§ **Instructions to follow**
Give back each entry unchanged, minus pictures.

Begin Material to process

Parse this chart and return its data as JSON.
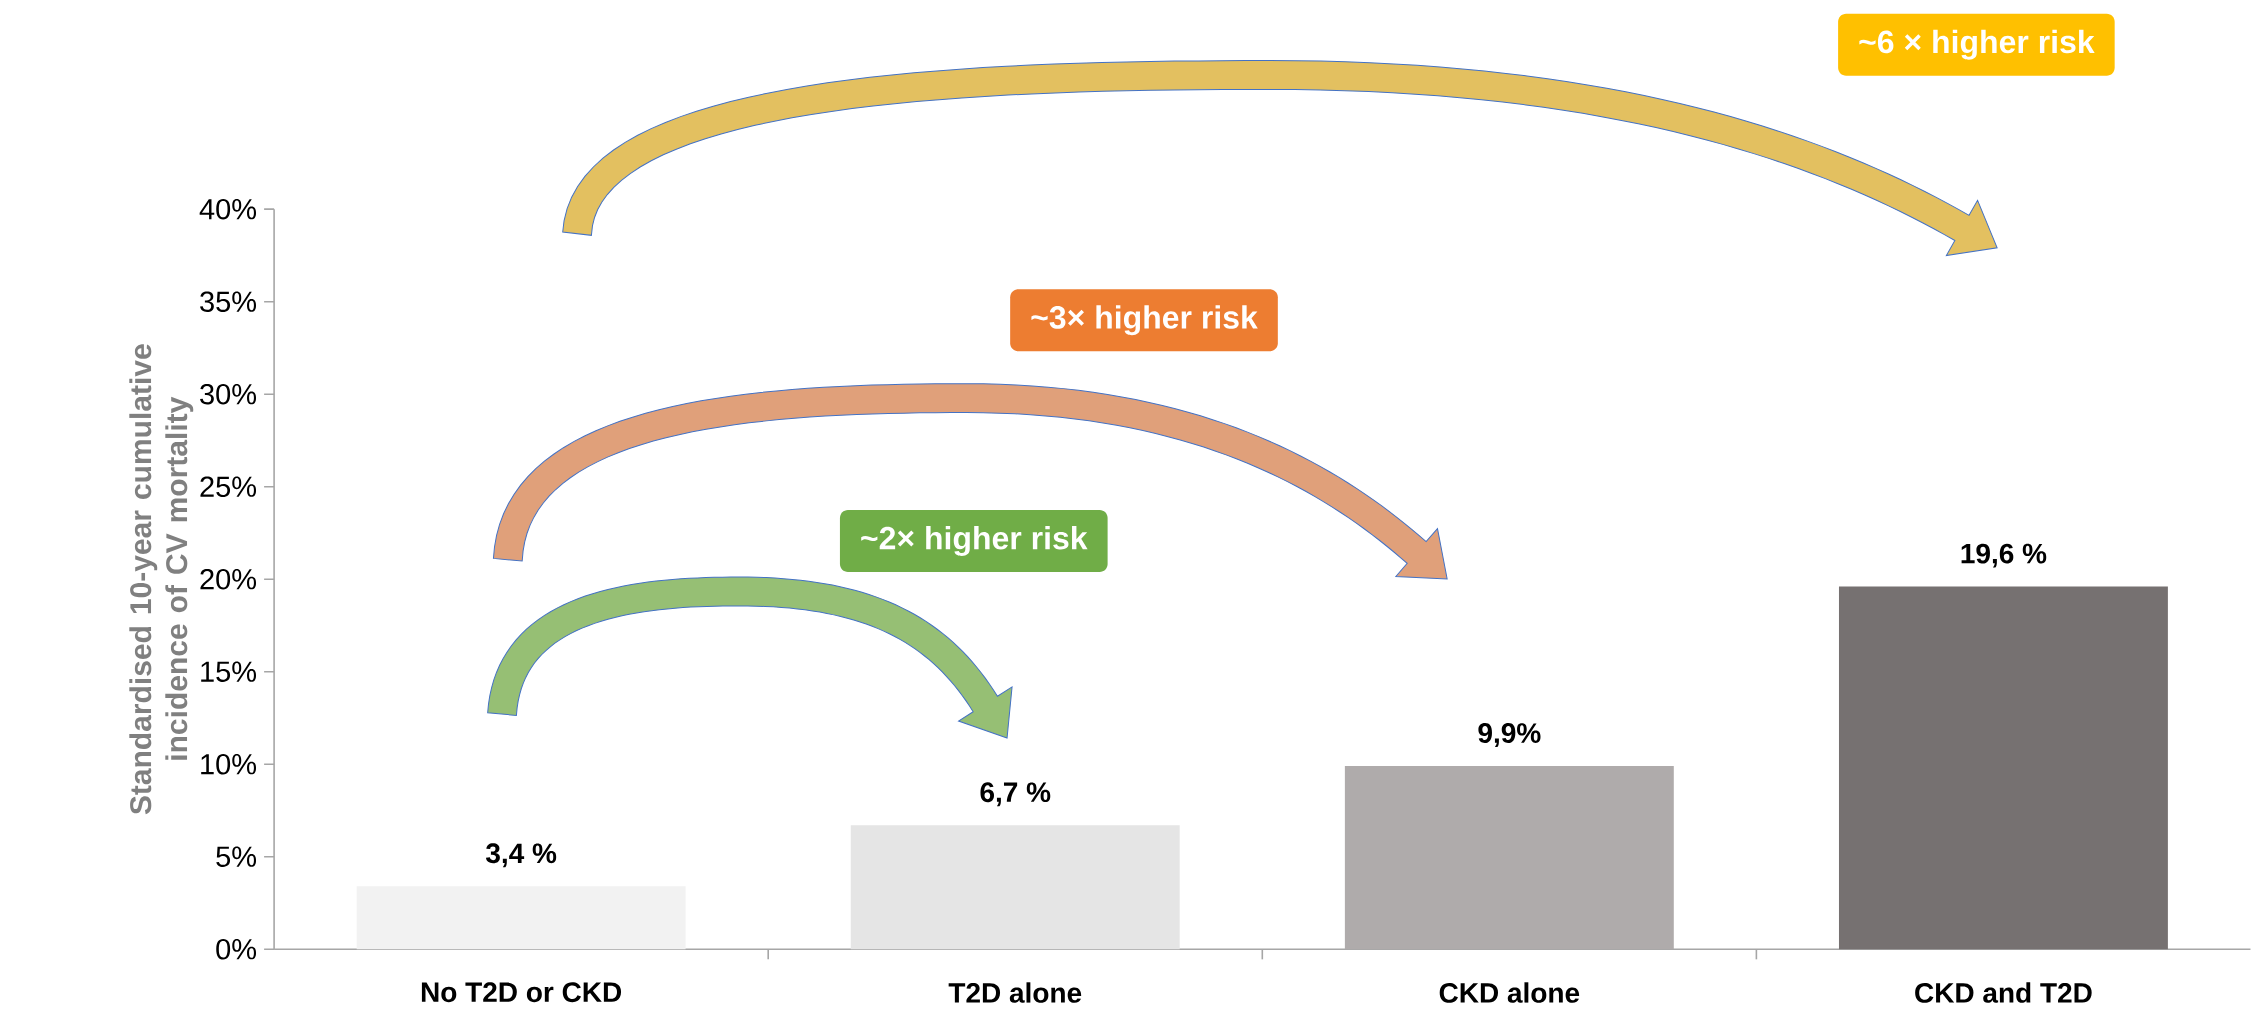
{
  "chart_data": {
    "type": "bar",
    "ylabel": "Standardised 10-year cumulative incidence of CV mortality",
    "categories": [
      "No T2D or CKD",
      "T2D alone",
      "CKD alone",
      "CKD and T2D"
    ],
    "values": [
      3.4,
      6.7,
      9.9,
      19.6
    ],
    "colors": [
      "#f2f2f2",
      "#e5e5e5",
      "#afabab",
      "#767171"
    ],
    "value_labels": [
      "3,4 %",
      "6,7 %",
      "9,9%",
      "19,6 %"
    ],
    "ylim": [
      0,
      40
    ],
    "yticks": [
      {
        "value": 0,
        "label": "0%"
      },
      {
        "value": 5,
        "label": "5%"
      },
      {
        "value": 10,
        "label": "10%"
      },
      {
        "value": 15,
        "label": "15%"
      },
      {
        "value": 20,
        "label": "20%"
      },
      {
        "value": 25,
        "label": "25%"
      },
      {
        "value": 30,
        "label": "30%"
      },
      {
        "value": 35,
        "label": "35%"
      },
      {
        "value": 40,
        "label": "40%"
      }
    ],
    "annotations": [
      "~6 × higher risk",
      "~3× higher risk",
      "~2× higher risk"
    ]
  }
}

End Material to process

§ **The answer**
Parse this chart and return its data as JSON.
{
  "chart_data": {
    "type": "bar",
    "ylabel": "Standardised 10-year cumulative incidence of CV mortality",
    "categories": [
      "No T2D or CKD",
      "T2D alone",
      "CKD alone",
      "CKD and T2D"
    ],
    "values": [
      3.4,
      6.7,
      9.9,
      19.6
    ],
    "colors": [
      "#f2f2f2",
      "#e5e5e5",
      "#afabab",
      "#767171"
    ],
    "value_labels": [
      "3,4 %",
      "6,7 %",
      "9,9%",
      "19,6 %"
    ],
    "ylim": [
      0,
      40
    ],
    "yticks": [
      {
        "value": 0,
        "label": "0%"
      },
      {
        "value": 5,
        "label": "5%"
      },
      {
        "value": 10,
        "label": "10%"
      },
      {
        "value": 15,
        "label": "15%"
      },
      {
        "value": 20,
        "label": "20%"
      },
      {
        "value": 25,
        "label": "25%"
      },
      {
        "value": 30,
        "label": "30%"
      },
      {
        "value": 35,
        "label": "35%"
      },
      {
        "value": 40,
        "label": "40%"
      }
    ],
    "annotations": [
      "~6 × higher risk",
      "~3× higher risk",
      "~2× higher risk"
    ]
  }
}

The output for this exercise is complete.